┌─ Dataset records

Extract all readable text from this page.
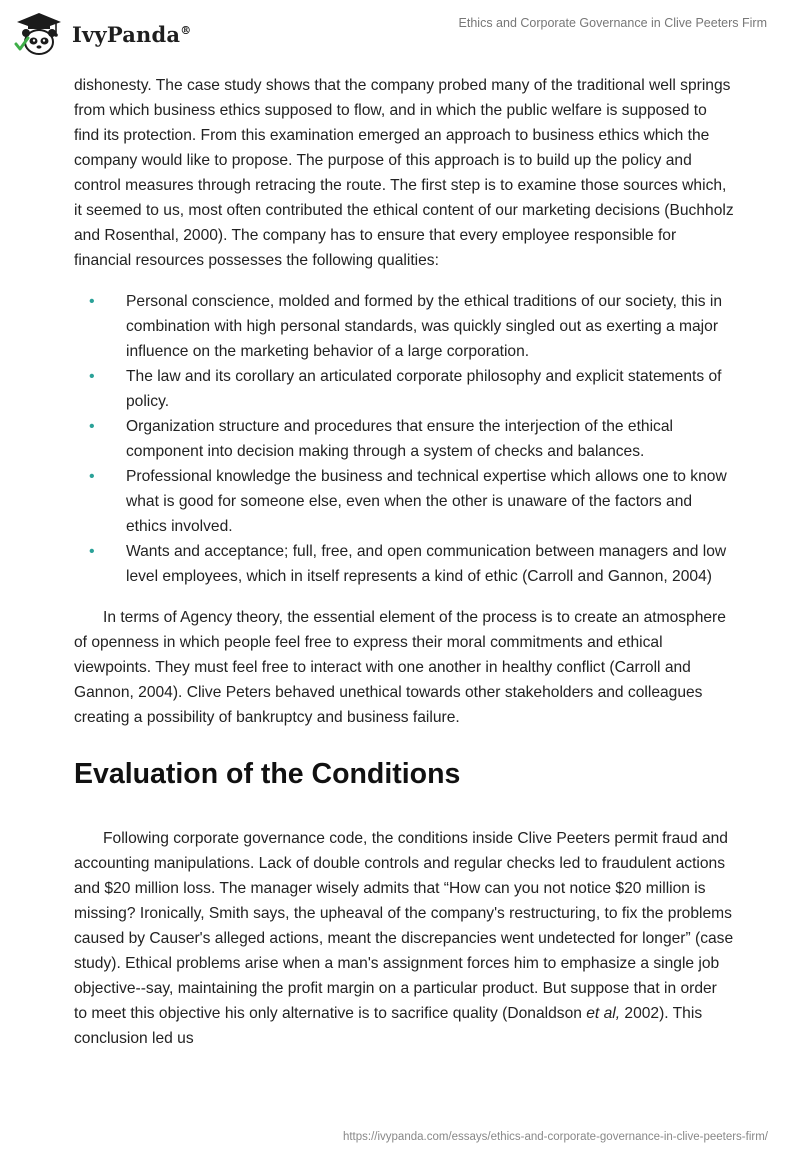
IvyPanda®	Ethics and Corporate Governance in Clive Peeters Firm

dishonesty. The case study shows that the company probed many of the traditional well springs from which business ethics supposed to flow, and in which the public welfare is supposed to find its protection. From this examination emerged an approach to business ethics which the company would like to propose. The purpose of this approach is to build up the policy and control measures through retracing the route. The first step is to examine those sources which, it seemed to us, most often contributed the ethical content of our marketing decisions (Buchholz and Rosenthal, 2000). The company has to ensure that every employee responsible for financial resources possesses the following qualities:

• Personal conscience, molded and formed by the ethical traditions of our society, this in combination with high personal standards, was quickly singled out as exerting a major influence on the marketing behavior of a large corporation.
• The law and its corollary an articulated corporate philosophy and explicit statements of policy.
• Organization structure and procedures that ensure the interjection of the ethical component into decision making through a system of checks and balances.
• Professional knowledge the business and technical expertise which allows one to know what is good for someone else, even when the other is unaware of the factors and ethics involved.
• Wants and acceptance; full, free, and open communication between managers and low level employees, which in itself represents a kind of ethic (Carroll and Gannon, 2004)

In terms of Agency theory, the essential element of the process is to create an atmosphere of openness in which people feel free to express their moral commitments and ethical viewpoints. They must feel free to interact with one another in healthy conflict (Carroll and Gannon, 2004). Clive Peters behaved unethical towards other stakeholders and colleagues creating a possibility of bankruptcy and business failure.

Evaluation of the Conditions

Following corporate governance code, the conditions inside Clive Peeters permit fraud and accounting manipulations. Lack of double controls and regular checks led to fraudulent actions and $20 million loss. The manager wisely admits that “How can you not notice $20 million is missing? Ironically, Smith says, the upheaval of the company's restructuring, to fix the problems caused by Causer's alleged actions, meant the discrepancies went undetected for longer” (case study). Ethical problems arise when a man's assignment forces him to emphasize a single job objective--say, maintaining the profit margin on a particular product. But suppose that in order to meet this objective his only alternative is to sacrifice quality (Donaldson et al, 2002). This conclusion led us

https://ivypanda.com/essays/ethics-and-corporate-governance-in-clive-peeters-firm/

└─

- [Stated goal]
Leave out the pictures and reproduce the rest of the listing exactly.

- [Answer to this exercise]
Extract all readable text from this page.
IvyPanda®	Ethics and Corporate Governance in Clive Peeters Firm

dishonesty. The case study shows that the company probed many of the traditional well springs from which business ethics supposed to flow, and in which the public welfare is supposed to find its protection. From this examination emerged an approach to business ethics which the company would like to propose. The purpose of this approach is to build up the policy and control measures through retracing the route. The first step is to examine those sources which, it seemed to us, most often contributed the ethical content of our marketing decisions (Buchholz and Rosenthal, 2000). The company has to ensure that every employee responsible for financial resources possesses the following qualities:

• Personal conscience, molded and formed by the ethical traditions of our society, this in combination with high personal standards, was quickly singled out as exerting a major influence on the marketing behavior of a large corporation.
• The law and its corollary an articulated corporate philosophy and explicit statements of policy.
• Organization structure and procedures that ensure the interjection of the ethical component into decision making through a system of checks and balances.
• Professional knowledge the business and technical expertise which allows one to know what is good for someone else, even when the other is unaware of the factors and ethics involved.
• Wants and acceptance; full, free, and open communication between managers and low level employees, which in itself represents a kind of ethic (Carroll and Gannon, 2004)

In terms of Agency theory, the essential element of the process is to create an atmosphere of openness in which people feel free to express their moral commitments and ethical viewpoints. They must feel free to interact with one another in healthy conflict (Carroll and Gannon, 2004). Clive Peters behaved unethical towards other stakeholders and colleagues creating a possibility of bankruptcy and business failure.

Evaluation of the Conditions

Following corporate governance code, the conditions inside Clive Peeters permit fraud and accounting manipulations. Lack of double controls and regular checks led to fraudulent actions and $20 million loss. The manager wisely admits that “How can you not notice $20 million is missing? Ironically, Smith says, the upheaval of the company's restructuring, to fix the problems caused by Causer's alleged actions, meant the discrepancies went undetected for longer” (case study). Ethical problems arise when a man's assignment forces him to emphasize a single job objective--say, maintaining the profit margin on a particular product. But suppose that in order to meet this objective his only alternative is to sacrifice quality (Donaldson et al, 2002). This conclusion led us

https://ivypanda.com/essays/ethics-and-corporate-governance-in-clive-peeters-firm/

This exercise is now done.